> [PROMPT]: Find the lines of data that contain the string "text", then list them.

> [PROVIDED RECORDS]:
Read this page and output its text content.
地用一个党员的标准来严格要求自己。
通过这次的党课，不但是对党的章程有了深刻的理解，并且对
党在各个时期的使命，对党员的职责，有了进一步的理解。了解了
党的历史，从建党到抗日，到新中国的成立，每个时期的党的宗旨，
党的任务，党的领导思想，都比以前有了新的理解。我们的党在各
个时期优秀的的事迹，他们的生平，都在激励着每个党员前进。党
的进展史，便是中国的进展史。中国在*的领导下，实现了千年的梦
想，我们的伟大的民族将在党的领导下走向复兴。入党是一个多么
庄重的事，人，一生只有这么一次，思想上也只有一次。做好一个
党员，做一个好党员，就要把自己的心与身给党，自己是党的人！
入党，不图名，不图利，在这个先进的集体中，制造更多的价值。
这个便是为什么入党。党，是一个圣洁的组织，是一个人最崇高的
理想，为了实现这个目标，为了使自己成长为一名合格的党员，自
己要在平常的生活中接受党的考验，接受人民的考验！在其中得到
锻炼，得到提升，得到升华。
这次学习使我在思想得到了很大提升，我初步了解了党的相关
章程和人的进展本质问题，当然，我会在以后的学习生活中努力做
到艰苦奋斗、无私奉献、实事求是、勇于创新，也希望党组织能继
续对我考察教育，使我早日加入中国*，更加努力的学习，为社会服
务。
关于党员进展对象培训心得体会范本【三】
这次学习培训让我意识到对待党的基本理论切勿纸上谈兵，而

--

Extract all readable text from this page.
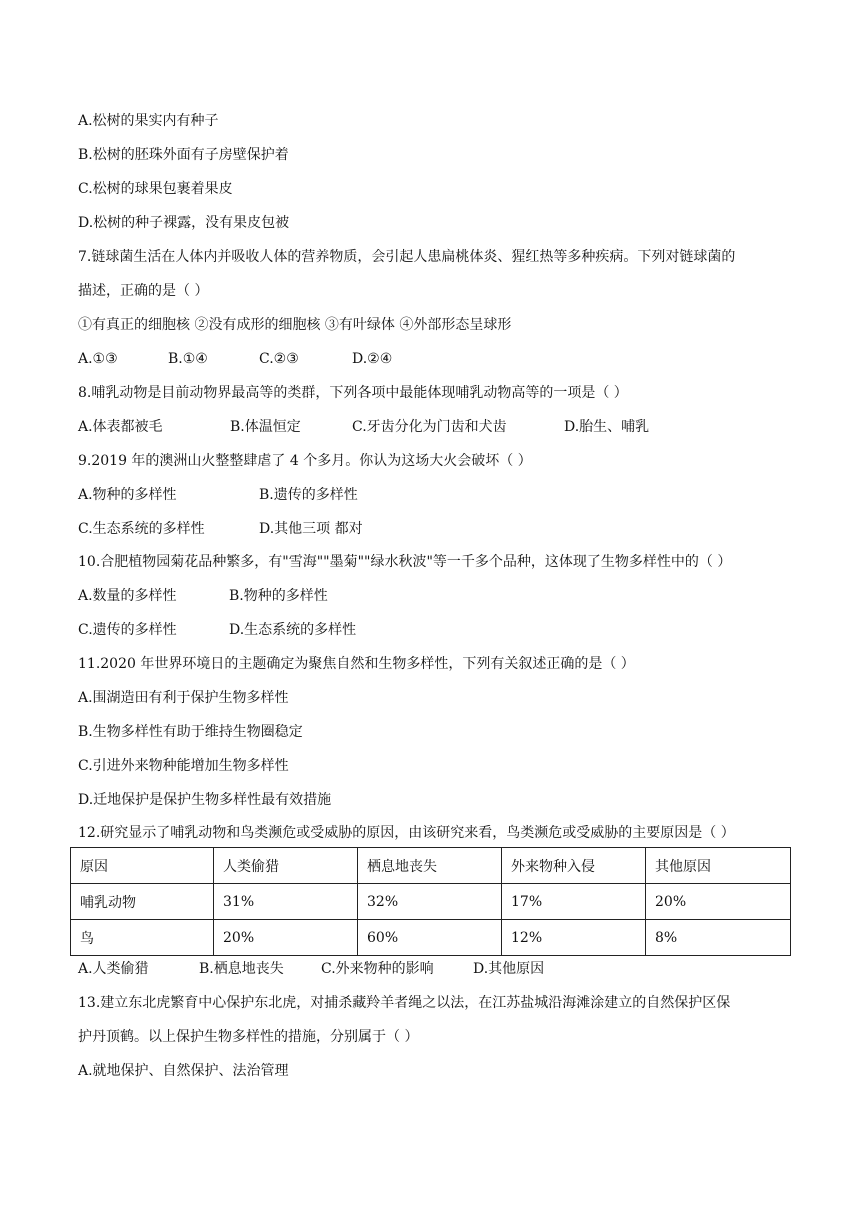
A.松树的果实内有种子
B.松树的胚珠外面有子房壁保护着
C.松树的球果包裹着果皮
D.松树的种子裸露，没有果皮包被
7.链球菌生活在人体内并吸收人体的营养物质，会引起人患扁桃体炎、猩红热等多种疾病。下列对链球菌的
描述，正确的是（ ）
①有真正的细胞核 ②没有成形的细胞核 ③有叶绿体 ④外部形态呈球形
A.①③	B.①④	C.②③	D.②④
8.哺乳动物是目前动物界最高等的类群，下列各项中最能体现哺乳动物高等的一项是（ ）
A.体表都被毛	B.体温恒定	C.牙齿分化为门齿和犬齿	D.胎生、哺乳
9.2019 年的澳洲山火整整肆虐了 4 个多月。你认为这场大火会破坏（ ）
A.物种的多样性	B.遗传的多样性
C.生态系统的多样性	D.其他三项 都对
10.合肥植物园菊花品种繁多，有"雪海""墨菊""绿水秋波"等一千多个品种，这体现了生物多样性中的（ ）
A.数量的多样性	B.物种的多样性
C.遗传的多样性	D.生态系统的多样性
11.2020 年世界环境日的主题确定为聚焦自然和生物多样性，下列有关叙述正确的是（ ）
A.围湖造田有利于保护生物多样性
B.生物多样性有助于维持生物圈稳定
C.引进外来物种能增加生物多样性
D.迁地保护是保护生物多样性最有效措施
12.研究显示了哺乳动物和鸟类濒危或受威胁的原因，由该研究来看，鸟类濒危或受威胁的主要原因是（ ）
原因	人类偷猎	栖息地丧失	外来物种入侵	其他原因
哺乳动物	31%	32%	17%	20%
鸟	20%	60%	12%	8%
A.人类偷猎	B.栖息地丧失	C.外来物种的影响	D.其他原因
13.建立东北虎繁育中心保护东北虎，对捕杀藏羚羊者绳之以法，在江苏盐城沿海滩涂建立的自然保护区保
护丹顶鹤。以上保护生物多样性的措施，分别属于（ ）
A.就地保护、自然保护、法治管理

> [OUTPUT]:
Read this page and output its text content.
Extract all readable text from this page.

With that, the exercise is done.